• [What you have to do]:
Within the records that follow, find every line containing the string "side". Copy those lines.

## begin Data to use

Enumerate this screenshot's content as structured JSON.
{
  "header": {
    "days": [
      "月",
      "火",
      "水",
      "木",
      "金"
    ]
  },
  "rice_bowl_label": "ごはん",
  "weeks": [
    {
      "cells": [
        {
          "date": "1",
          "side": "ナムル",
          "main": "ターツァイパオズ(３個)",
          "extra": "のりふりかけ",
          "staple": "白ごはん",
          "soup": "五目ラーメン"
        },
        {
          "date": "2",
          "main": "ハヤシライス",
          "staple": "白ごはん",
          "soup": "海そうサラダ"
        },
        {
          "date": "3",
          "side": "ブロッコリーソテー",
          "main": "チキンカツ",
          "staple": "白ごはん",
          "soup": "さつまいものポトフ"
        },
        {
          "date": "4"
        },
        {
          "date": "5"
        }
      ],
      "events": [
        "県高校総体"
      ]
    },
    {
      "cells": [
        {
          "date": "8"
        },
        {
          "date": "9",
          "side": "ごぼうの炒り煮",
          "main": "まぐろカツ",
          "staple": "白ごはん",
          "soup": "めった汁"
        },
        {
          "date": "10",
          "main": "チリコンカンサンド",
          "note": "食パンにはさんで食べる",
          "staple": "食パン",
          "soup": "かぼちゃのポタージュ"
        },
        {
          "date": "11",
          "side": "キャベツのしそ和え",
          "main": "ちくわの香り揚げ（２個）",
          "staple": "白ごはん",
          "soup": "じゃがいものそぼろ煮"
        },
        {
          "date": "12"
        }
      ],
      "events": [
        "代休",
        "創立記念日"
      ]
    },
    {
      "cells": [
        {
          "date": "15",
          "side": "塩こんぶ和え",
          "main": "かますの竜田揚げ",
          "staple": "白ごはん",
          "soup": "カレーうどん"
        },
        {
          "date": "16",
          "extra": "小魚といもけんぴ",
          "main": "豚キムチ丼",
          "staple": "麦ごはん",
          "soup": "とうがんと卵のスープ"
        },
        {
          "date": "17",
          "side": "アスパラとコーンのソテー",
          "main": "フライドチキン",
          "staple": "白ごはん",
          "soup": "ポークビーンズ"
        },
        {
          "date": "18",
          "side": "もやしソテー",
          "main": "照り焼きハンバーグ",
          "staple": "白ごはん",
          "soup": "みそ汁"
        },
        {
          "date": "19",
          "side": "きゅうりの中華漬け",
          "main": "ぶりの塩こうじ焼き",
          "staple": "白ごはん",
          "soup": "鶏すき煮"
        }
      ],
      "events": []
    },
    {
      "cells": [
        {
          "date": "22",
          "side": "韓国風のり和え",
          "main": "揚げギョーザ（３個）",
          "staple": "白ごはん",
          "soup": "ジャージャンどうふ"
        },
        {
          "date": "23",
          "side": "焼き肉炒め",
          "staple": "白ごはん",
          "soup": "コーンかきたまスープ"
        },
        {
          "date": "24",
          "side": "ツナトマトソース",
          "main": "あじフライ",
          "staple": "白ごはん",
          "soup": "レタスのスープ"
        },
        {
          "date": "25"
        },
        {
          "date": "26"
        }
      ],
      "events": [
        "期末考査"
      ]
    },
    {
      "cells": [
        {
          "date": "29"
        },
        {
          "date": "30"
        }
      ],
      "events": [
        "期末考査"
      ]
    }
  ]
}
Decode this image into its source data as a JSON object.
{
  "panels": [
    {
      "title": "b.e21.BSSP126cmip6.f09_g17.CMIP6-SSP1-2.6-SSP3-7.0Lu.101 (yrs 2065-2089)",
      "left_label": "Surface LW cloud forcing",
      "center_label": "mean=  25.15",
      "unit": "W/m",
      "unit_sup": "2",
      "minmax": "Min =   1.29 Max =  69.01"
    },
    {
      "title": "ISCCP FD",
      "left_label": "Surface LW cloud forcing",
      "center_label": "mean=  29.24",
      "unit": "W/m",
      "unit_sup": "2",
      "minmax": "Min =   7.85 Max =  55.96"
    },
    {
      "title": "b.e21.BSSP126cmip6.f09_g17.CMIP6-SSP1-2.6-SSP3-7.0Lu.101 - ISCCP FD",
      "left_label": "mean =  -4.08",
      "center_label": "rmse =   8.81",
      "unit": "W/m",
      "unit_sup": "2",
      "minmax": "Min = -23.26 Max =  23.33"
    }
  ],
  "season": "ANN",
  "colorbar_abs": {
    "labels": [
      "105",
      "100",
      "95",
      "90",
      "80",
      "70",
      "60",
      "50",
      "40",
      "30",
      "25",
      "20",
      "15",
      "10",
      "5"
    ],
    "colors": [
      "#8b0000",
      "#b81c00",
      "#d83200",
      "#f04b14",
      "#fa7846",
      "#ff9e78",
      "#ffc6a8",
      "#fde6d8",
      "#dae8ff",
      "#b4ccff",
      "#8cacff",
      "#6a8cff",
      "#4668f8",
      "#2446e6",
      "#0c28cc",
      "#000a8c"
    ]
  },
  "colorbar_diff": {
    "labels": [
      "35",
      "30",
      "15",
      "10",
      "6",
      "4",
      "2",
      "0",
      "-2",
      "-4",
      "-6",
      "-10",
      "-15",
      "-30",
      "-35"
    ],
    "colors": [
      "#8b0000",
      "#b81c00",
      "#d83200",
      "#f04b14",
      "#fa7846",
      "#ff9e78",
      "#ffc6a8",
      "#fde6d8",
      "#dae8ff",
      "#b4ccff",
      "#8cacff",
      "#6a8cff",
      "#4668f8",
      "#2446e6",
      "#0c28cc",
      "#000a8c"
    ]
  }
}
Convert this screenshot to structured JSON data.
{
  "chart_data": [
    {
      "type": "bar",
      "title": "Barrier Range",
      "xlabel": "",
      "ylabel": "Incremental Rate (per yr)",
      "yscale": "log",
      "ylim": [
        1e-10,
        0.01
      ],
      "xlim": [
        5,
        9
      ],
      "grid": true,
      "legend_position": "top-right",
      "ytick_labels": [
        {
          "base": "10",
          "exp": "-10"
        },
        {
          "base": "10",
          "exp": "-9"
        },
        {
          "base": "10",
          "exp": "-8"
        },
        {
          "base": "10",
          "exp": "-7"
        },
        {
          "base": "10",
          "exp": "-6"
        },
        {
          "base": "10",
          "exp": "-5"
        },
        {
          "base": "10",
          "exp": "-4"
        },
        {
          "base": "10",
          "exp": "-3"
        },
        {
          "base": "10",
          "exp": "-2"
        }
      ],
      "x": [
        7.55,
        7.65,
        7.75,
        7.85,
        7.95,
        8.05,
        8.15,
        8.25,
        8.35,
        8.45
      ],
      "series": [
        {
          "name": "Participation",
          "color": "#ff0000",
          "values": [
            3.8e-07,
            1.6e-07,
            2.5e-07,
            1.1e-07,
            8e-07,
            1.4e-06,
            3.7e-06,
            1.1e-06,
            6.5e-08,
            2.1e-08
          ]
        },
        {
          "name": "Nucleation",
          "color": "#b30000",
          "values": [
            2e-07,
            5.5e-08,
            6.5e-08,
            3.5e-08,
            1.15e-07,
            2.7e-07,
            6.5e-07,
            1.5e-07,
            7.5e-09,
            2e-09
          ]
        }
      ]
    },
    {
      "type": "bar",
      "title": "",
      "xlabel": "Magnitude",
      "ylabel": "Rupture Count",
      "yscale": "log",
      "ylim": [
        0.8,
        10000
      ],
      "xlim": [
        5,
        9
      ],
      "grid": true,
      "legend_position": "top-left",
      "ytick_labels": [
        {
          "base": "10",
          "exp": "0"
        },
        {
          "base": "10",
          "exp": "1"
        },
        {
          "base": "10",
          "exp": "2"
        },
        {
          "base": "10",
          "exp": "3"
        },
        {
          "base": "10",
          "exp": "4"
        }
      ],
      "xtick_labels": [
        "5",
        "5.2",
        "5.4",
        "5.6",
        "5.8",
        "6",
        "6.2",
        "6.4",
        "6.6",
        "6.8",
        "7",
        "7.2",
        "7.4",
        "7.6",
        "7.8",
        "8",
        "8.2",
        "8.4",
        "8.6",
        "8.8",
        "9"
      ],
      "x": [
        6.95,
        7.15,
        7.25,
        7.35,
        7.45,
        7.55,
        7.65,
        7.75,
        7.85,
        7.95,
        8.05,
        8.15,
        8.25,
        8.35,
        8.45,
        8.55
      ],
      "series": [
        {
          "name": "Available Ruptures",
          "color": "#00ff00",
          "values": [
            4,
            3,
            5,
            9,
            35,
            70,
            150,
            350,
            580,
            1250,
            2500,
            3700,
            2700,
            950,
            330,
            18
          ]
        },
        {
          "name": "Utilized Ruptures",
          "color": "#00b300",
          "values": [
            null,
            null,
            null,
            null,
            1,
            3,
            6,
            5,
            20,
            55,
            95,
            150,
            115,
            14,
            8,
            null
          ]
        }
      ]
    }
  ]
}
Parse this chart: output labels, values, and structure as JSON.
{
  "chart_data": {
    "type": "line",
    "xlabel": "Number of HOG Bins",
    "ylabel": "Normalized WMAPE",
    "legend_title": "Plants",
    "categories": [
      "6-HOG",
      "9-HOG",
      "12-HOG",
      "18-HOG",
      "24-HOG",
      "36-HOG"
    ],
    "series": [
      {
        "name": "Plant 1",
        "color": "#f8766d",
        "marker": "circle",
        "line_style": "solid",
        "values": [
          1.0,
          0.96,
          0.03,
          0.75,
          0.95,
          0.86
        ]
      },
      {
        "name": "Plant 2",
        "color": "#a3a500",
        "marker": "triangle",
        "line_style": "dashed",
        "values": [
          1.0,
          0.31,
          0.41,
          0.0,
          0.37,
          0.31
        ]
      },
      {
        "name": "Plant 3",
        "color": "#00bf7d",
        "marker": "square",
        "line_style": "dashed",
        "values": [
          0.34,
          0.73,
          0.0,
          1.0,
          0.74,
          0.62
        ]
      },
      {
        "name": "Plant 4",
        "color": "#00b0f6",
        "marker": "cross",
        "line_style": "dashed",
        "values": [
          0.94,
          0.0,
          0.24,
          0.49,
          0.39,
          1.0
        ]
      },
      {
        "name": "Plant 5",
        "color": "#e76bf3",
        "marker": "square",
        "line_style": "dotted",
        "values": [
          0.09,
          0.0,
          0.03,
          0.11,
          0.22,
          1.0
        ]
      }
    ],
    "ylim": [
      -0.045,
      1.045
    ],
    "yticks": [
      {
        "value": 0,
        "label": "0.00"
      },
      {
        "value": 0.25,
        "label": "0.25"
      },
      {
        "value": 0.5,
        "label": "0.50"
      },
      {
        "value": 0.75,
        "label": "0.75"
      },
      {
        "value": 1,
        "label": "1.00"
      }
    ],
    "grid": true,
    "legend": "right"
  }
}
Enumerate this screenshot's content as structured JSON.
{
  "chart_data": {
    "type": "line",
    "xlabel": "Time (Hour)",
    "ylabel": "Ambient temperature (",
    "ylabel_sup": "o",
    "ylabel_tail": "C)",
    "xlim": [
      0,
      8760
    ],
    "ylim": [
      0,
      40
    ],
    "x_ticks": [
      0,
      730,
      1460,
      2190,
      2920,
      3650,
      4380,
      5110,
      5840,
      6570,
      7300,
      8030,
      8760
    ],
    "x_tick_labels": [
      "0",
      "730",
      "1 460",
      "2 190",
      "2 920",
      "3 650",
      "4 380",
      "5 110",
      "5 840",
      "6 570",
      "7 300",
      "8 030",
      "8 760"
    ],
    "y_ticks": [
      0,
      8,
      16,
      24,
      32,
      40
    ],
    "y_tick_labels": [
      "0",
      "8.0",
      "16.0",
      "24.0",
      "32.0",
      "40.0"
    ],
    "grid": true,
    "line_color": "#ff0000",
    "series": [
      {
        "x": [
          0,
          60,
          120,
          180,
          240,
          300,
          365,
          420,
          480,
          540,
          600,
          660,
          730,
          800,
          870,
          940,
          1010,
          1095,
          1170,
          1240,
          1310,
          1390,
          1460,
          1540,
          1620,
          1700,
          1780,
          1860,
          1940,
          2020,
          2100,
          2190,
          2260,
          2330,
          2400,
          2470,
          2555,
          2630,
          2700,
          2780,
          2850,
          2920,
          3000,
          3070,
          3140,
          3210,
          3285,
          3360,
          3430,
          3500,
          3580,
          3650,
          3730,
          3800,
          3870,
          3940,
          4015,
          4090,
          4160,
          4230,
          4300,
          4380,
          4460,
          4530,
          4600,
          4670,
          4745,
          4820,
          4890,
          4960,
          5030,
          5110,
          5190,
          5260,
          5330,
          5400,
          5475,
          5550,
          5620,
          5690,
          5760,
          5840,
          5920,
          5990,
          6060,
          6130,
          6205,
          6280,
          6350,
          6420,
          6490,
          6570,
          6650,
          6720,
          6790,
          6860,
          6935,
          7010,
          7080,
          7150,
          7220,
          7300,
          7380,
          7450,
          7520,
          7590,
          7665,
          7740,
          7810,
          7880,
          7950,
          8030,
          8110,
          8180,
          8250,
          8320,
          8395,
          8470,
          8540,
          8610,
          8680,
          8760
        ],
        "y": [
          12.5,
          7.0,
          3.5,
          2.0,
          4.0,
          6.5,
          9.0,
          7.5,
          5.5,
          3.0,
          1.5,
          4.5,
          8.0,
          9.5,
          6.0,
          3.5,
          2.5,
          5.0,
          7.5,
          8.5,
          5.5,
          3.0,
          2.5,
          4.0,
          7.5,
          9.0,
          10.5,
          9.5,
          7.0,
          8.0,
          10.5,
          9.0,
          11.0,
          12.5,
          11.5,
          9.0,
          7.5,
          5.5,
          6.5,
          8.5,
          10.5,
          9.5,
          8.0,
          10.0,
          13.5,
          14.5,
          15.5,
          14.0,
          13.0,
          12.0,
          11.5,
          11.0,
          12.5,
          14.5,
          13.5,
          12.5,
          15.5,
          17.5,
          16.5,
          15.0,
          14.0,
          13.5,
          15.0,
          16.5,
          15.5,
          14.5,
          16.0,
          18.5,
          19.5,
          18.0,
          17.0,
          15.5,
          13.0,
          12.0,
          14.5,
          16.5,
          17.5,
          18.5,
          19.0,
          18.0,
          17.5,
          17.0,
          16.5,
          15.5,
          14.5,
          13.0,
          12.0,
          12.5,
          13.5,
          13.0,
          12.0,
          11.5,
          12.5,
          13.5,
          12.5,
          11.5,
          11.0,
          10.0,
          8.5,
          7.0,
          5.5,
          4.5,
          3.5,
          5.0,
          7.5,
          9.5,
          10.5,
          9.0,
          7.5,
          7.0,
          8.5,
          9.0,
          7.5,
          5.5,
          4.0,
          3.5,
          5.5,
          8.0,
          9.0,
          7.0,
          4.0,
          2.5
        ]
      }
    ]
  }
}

## end Data to use

• [Response]:
          "side": "ナムル",
          "side": "ブロッコリーソテー",
          "side": "ごぼうの炒り煮",
          "side": "キャベツのしそ和え",
          "side": "塩こんぶ和え",
          "side": "アスパラとコーンのソテー",
          "side": "もやしソテー",
          "side": "きゅうりの中華漬け",
          "side": "韓国風のり和え",
          "side": "焼き肉炒め",
          "side": "ツナトマトソース",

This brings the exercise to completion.